>> BEGIN SOURCE DATA

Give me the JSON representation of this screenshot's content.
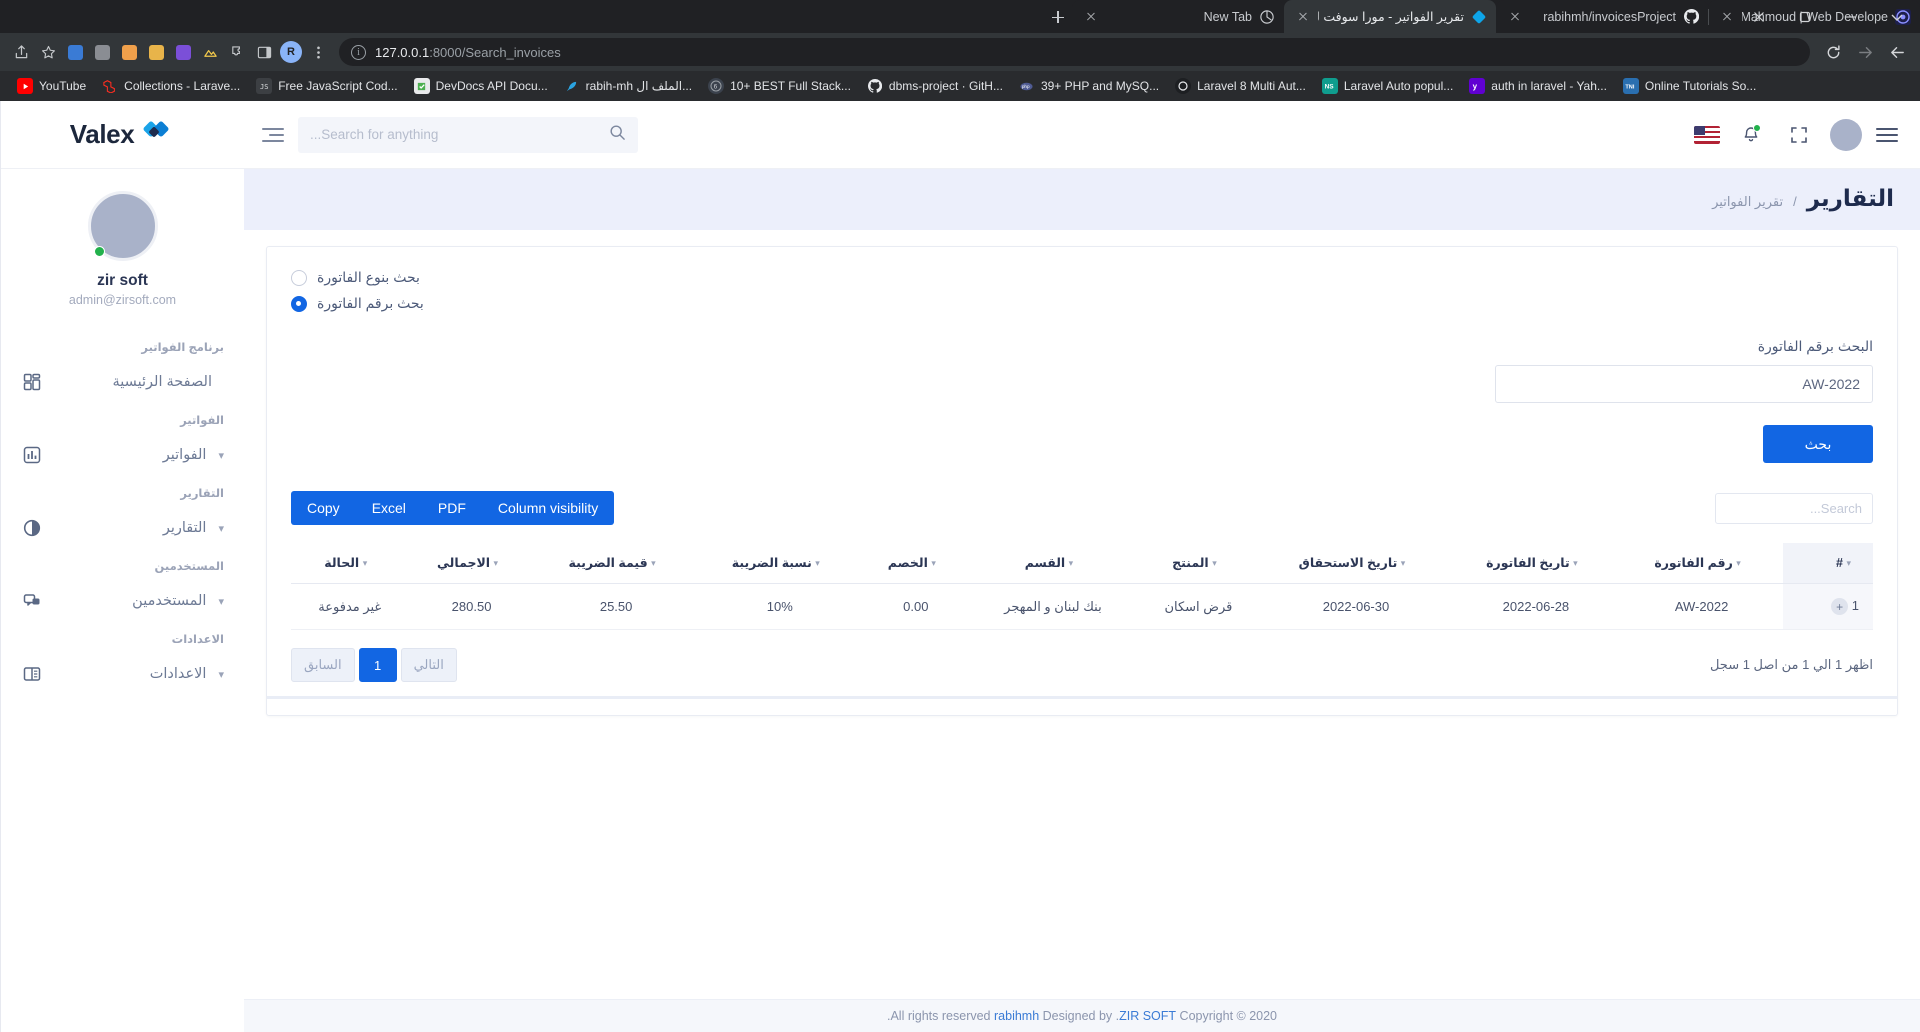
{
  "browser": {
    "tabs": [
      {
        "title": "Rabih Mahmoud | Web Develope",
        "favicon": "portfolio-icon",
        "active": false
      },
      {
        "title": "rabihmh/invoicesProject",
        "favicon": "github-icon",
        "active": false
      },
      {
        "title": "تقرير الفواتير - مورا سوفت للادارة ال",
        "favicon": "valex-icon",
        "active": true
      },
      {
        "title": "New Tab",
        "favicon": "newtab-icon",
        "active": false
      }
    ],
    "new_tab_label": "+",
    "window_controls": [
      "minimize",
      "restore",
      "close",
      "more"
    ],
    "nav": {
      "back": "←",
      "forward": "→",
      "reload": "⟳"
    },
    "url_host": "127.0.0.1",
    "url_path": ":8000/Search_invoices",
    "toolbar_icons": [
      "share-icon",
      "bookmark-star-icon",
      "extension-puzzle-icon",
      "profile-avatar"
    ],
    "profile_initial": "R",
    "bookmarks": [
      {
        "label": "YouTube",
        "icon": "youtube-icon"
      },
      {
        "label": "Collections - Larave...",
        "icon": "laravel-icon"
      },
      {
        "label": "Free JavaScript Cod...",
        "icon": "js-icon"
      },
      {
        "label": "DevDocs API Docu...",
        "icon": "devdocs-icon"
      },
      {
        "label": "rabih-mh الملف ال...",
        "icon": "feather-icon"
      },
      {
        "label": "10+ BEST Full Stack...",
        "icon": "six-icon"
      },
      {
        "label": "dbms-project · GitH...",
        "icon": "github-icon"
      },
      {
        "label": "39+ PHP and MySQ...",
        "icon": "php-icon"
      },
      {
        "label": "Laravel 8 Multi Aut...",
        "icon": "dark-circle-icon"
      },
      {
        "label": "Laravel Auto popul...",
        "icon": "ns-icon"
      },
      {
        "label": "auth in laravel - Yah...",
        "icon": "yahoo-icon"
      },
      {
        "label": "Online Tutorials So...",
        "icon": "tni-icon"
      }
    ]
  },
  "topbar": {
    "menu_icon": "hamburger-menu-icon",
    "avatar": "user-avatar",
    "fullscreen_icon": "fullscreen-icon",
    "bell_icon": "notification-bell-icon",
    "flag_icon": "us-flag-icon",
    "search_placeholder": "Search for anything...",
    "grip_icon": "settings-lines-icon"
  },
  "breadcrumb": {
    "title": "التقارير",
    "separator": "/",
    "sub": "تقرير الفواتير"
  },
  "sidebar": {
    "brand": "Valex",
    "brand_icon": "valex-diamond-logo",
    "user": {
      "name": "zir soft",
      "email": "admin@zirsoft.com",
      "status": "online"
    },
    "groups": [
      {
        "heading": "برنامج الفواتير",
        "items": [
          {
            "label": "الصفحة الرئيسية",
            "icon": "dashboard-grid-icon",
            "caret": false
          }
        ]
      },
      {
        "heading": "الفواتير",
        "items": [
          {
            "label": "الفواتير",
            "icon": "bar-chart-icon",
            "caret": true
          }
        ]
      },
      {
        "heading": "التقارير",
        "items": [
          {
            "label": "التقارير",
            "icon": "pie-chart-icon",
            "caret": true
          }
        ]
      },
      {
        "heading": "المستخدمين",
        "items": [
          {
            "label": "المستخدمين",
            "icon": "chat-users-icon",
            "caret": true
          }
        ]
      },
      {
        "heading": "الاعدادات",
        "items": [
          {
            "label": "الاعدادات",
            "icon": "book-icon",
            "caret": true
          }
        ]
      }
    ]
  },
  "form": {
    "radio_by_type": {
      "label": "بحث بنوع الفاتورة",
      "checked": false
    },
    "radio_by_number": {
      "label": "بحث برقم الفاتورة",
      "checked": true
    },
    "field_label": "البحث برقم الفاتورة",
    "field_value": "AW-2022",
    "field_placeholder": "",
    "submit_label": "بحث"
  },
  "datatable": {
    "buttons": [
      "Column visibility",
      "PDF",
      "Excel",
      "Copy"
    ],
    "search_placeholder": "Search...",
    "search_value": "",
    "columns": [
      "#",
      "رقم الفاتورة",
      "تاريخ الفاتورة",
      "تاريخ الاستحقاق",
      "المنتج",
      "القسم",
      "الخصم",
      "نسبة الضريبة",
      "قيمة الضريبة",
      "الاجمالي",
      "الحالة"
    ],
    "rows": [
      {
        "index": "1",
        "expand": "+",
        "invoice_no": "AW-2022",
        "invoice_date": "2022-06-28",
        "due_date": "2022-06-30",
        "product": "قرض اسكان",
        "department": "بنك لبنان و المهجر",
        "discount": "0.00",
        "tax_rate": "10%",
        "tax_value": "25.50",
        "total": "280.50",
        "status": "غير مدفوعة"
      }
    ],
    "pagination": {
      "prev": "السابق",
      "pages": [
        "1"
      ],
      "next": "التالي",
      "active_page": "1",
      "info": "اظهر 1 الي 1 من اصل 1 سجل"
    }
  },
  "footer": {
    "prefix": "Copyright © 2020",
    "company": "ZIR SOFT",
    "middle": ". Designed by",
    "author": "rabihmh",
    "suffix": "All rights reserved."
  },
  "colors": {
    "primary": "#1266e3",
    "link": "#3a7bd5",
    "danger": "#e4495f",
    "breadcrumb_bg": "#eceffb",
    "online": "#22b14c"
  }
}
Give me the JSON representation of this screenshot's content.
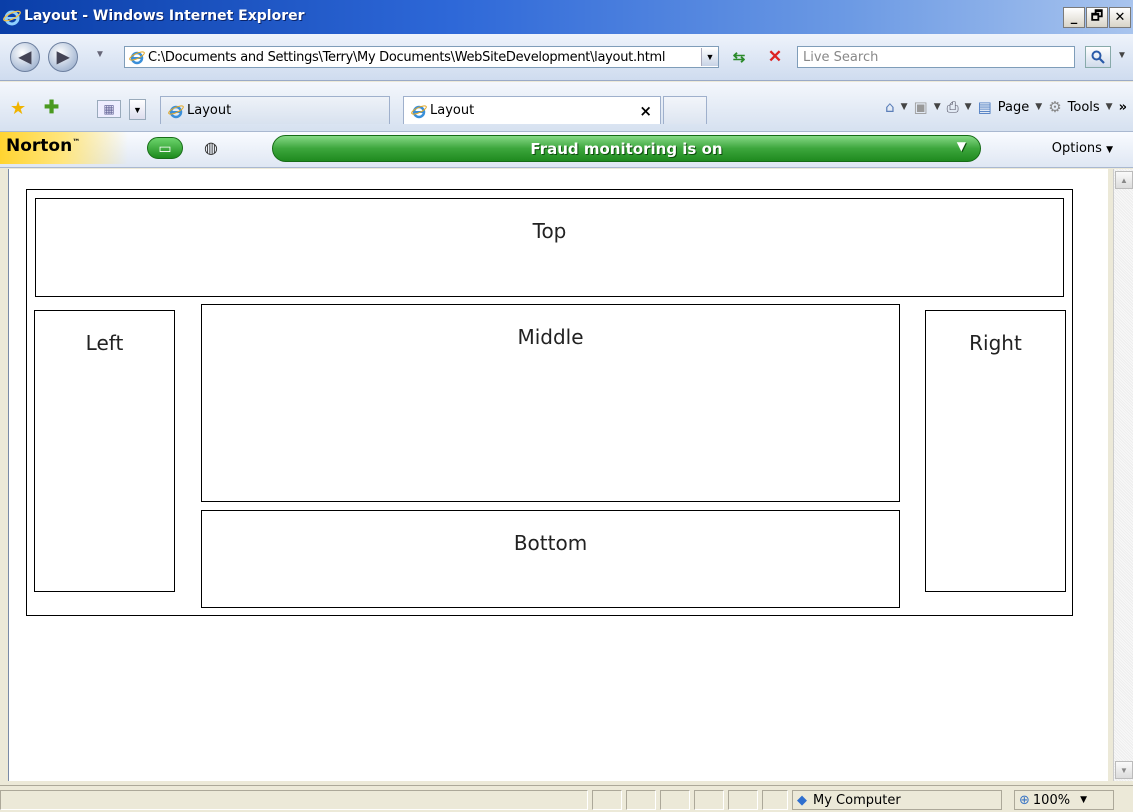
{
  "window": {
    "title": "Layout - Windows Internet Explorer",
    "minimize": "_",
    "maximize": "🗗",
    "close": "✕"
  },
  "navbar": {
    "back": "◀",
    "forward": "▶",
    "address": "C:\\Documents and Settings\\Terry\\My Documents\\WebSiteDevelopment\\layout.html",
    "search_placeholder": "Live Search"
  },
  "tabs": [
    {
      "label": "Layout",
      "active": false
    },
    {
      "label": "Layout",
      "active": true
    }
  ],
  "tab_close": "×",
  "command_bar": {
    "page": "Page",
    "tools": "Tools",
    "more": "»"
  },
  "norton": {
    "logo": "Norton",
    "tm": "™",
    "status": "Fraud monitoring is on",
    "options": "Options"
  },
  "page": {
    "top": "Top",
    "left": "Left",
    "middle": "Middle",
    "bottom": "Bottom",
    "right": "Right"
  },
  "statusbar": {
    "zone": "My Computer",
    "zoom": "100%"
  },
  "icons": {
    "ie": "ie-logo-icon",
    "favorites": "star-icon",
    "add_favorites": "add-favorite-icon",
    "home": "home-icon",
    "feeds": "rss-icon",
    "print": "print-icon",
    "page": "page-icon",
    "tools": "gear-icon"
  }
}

>> END SOURCE DATA

In the lines above, find each one with "star" and list it.

      "bookmark-star-icon",
    "favorites": "star-icon",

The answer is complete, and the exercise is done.